ENTRIES SUPPLIED ▸
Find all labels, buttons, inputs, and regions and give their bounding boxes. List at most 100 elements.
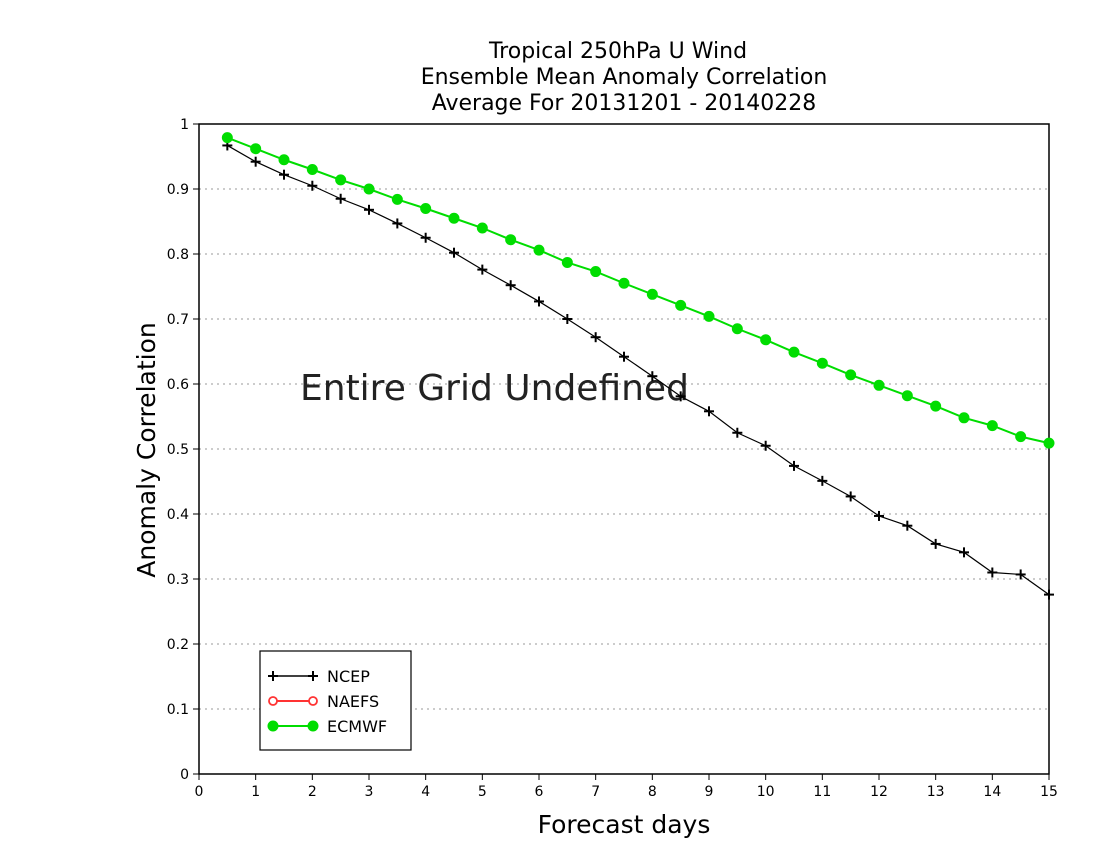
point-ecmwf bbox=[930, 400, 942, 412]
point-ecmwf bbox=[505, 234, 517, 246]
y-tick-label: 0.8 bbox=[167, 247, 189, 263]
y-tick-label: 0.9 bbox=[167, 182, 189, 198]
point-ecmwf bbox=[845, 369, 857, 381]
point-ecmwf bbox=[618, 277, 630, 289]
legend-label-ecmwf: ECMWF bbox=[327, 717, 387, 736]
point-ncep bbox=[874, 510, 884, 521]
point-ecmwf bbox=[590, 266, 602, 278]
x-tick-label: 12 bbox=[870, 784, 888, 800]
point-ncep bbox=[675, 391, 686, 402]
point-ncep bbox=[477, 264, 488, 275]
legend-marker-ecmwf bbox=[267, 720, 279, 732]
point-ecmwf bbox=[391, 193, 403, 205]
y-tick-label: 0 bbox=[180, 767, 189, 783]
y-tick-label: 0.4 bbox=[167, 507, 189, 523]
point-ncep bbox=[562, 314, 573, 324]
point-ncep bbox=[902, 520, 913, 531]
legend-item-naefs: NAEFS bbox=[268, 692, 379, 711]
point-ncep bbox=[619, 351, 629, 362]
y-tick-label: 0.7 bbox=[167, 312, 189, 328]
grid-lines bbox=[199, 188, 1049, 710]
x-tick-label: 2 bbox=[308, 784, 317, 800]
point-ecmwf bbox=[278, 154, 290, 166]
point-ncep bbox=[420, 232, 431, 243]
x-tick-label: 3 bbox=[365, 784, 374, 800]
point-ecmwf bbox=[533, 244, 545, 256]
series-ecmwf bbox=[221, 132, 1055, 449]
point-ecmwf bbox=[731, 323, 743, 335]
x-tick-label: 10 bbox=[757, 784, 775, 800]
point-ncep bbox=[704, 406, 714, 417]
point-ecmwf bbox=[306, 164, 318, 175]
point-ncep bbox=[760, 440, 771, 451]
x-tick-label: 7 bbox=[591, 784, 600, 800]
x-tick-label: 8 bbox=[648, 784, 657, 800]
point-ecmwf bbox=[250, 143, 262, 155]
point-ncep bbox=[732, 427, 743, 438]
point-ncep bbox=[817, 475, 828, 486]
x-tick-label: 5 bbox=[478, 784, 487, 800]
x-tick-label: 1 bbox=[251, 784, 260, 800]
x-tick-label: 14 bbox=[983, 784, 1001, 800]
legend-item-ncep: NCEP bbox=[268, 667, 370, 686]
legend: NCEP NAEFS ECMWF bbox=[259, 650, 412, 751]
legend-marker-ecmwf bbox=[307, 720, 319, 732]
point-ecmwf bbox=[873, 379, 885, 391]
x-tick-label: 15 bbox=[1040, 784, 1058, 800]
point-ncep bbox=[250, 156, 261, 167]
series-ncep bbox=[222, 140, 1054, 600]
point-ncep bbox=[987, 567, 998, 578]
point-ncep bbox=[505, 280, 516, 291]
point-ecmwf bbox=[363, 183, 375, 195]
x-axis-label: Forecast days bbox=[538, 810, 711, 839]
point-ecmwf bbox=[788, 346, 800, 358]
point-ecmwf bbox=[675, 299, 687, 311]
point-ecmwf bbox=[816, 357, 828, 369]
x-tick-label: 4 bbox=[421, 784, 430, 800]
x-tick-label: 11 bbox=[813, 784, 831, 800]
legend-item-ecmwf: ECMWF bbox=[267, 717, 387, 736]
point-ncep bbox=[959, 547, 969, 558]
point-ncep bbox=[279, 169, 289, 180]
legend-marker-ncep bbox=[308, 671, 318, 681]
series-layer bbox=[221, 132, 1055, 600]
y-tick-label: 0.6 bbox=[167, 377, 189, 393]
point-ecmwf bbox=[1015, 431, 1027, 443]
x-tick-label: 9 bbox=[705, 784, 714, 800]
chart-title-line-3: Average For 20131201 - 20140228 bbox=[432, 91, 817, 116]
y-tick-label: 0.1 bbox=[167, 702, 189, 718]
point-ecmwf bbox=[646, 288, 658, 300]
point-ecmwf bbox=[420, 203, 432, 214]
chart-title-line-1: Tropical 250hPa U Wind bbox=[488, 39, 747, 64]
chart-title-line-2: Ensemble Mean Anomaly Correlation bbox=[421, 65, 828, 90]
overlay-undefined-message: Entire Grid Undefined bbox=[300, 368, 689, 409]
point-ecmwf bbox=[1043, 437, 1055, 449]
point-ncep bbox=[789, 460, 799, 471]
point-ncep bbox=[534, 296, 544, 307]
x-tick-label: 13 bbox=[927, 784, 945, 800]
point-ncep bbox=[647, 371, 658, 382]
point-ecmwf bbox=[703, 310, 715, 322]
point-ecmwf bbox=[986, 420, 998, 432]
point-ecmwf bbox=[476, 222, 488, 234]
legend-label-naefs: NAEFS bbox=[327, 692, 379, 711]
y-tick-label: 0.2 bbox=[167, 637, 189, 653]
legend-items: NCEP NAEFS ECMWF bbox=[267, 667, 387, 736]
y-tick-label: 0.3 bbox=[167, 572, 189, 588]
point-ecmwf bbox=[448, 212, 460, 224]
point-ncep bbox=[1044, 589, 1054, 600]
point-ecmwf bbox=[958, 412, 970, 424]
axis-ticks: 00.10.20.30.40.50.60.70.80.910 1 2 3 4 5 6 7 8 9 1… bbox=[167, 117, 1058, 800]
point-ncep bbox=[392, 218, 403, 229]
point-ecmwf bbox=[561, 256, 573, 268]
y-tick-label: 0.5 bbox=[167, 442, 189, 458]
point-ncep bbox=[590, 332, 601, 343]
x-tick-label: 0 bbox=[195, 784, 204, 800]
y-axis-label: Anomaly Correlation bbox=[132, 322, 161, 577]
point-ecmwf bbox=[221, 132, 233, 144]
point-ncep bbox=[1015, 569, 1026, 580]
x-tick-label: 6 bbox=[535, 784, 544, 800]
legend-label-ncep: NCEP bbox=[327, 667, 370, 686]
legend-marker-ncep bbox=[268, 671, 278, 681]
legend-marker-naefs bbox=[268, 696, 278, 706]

...

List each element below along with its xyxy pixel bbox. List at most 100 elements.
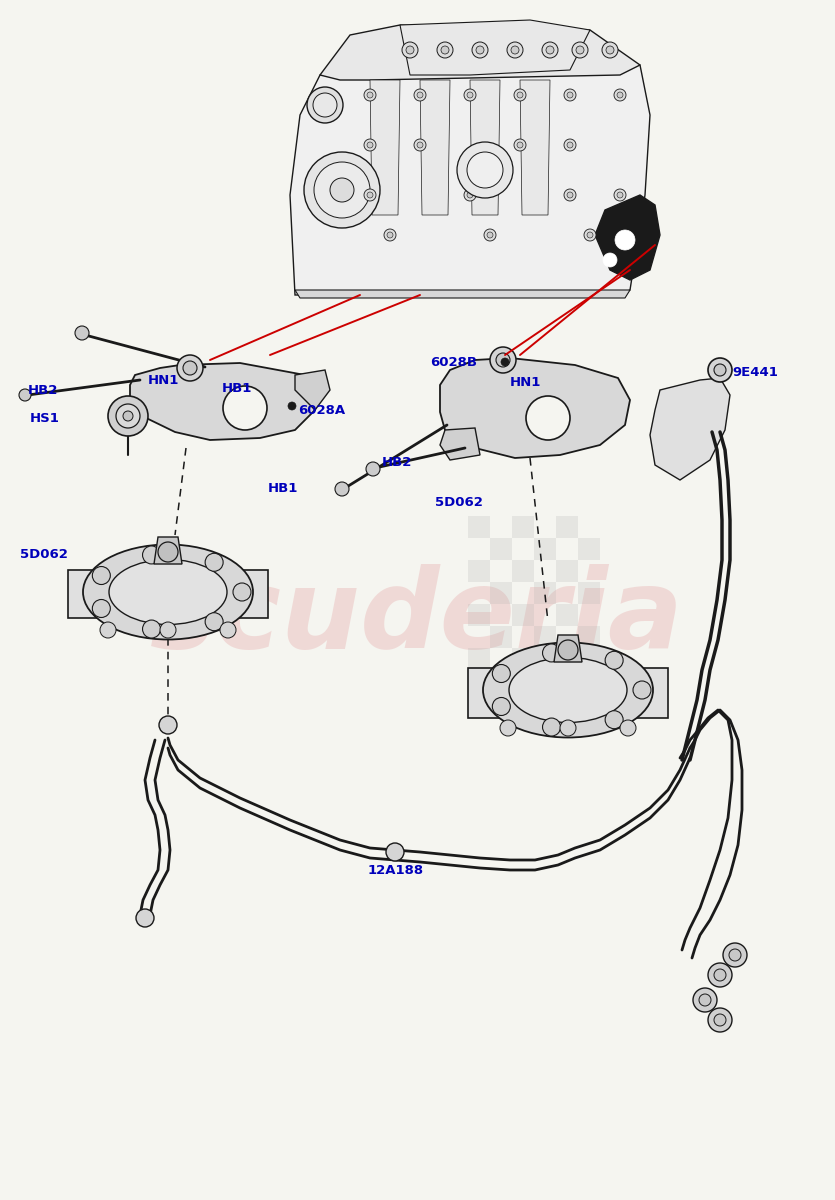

INSTRUCTIONS TO FOLLOW ▸
Please rewrite the part of the data above that opens with the line containing "Find all labels, buttons, inputs, and" and closes with the line containing "point-ncep bbox=[619, 351, 629, 362]" as a numbered list. Include both of those lines, and leave out blank lines and pictures.

WRITTEN SOLUTION ▸
1. Find all labels, buttons, inputs, and regions and give their bounding boxes. List at most 100 elements.
2. point-ecmwf bbox=[930, 400, 942, 412]
3. point-ecmwf bbox=[505, 234, 517, 246]
4. y-tick-label: 0.8 bbox=[167, 247, 189, 263]
5. y-tick-label: 0.9 bbox=[167, 182, 189, 198]
6. point-ecmwf bbox=[845, 369, 857, 381]
7. point-ecmwf bbox=[618, 277, 630, 289]
8. legend-label-ecmwf: ECMWF bbox=[327, 717, 387, 736]
9. point-ncep bbox=[874, 510, 884, 521]
10. point-ecmwf bbox=[590, 266, 602, 278]
11. x-tick-label: 12 bbox=[870, 784, 888, 800]
12. point-ncep bbox=[675, 391, 686, 402]
13. point-ncep bbox=[477, 264, 488, 275]
14. legend-marker-ecmwf bbox=[267, 720, 279, 732]
15. point-ecmwf bbox=[391, 193, 403, 205]
16. y-tick-label: 0 bbox=[180, 767, 189, 783]
17. y-tick-label: 0.4 bbox=[167, 507, 189, 523]
18. point-ncep bbox=[562, 314, 573, 324]
19. point-ncep bbox=[902, 520, 913, 531]
20. legend-item-naefs: NAEFS bbox=[268, 692, 379, 711]
21. point-ncep bbox=[619, 351, 629, 362]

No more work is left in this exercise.